#### [Exercise task]
Would you pull out every line of the material that contains the string "name"?

#####

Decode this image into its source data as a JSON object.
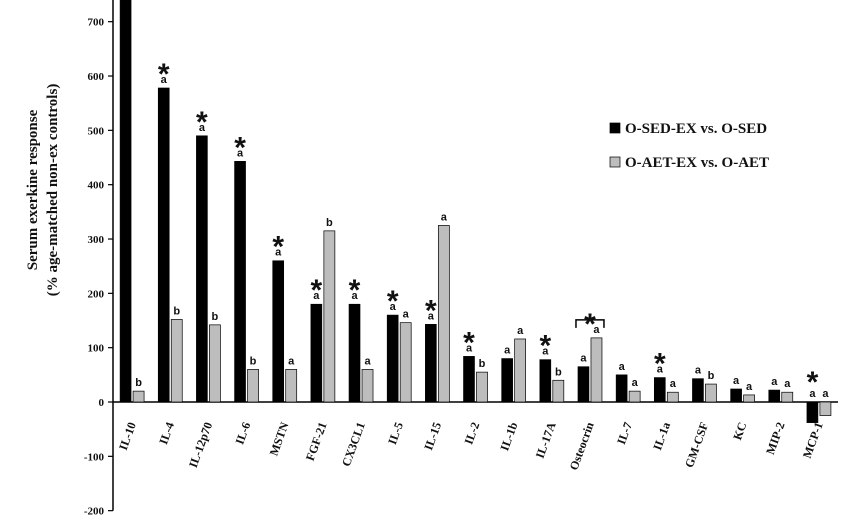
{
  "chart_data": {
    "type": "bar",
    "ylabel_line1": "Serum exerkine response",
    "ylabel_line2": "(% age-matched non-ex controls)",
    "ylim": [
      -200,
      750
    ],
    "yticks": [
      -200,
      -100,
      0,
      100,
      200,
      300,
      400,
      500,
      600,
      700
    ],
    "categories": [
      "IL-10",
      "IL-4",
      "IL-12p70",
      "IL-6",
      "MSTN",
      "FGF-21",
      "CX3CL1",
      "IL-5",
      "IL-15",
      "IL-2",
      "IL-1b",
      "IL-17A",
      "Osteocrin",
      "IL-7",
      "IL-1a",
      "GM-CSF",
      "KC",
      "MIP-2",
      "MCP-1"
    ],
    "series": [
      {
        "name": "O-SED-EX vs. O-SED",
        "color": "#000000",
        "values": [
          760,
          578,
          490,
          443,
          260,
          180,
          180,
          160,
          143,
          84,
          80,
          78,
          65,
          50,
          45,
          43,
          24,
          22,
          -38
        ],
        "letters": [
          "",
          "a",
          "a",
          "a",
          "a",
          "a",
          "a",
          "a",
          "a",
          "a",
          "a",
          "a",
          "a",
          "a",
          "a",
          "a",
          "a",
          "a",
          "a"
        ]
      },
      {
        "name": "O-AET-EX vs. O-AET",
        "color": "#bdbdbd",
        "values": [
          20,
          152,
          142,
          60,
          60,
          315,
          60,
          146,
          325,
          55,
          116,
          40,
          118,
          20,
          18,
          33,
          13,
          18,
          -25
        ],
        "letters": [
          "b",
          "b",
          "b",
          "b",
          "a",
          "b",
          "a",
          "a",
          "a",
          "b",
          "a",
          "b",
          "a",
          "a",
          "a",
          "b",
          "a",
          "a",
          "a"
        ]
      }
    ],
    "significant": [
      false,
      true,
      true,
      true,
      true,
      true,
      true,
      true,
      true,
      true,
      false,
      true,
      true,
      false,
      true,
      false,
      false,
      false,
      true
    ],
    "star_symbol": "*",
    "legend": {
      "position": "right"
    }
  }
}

#####

#### [The answer]
        "name": "O-SED-EX vs. O-SED",
        "name": "O-AET-EX vs. O-AET",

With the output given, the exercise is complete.